• _WRITTEN REQUEST_
Look through the material and copy each line holding "нуждается".

Stored records
※
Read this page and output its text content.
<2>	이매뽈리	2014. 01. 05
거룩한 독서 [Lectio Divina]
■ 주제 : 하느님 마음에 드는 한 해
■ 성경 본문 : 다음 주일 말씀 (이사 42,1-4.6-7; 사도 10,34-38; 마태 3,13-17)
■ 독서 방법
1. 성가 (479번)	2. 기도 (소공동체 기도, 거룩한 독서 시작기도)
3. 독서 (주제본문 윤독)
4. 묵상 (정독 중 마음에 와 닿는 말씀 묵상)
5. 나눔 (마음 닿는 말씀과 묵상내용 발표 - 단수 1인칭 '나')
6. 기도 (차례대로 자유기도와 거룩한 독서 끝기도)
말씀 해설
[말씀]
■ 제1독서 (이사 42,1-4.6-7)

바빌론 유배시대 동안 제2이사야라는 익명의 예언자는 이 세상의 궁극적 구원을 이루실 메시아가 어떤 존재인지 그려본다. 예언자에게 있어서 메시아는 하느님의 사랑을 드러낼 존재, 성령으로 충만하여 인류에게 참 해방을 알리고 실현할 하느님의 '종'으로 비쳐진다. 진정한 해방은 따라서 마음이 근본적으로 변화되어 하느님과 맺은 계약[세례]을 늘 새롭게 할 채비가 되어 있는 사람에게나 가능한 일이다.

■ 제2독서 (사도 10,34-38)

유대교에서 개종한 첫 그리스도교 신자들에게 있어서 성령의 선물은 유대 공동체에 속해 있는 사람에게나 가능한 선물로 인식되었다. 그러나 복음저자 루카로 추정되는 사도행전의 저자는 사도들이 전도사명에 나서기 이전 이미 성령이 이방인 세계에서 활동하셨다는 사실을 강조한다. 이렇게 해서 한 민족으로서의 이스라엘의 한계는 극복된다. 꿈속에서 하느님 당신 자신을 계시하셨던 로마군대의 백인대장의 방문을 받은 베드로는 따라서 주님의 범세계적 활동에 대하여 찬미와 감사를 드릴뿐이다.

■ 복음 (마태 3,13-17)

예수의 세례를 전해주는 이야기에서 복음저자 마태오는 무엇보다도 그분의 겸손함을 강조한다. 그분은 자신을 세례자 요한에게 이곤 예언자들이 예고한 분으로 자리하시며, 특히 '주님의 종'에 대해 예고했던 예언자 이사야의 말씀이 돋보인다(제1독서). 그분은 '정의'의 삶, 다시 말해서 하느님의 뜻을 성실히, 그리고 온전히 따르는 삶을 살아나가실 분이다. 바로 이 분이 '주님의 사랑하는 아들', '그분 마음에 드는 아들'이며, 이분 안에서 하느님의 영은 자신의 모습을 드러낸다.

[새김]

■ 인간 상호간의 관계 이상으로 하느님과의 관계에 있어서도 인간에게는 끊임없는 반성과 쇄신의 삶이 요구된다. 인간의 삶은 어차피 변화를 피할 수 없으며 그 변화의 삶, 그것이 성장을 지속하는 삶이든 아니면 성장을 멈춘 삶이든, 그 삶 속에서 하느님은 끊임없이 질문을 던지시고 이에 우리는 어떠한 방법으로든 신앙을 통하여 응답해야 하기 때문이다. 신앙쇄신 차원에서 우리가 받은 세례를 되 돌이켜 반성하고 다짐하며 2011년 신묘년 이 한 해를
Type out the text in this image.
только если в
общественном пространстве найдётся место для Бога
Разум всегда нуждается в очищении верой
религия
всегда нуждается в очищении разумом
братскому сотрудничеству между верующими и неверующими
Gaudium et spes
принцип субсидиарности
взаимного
※
• _RESULT OF THE EXERCISE_
Разум всегда нуждается в очищении верой
всегда нуждается в очищении разумом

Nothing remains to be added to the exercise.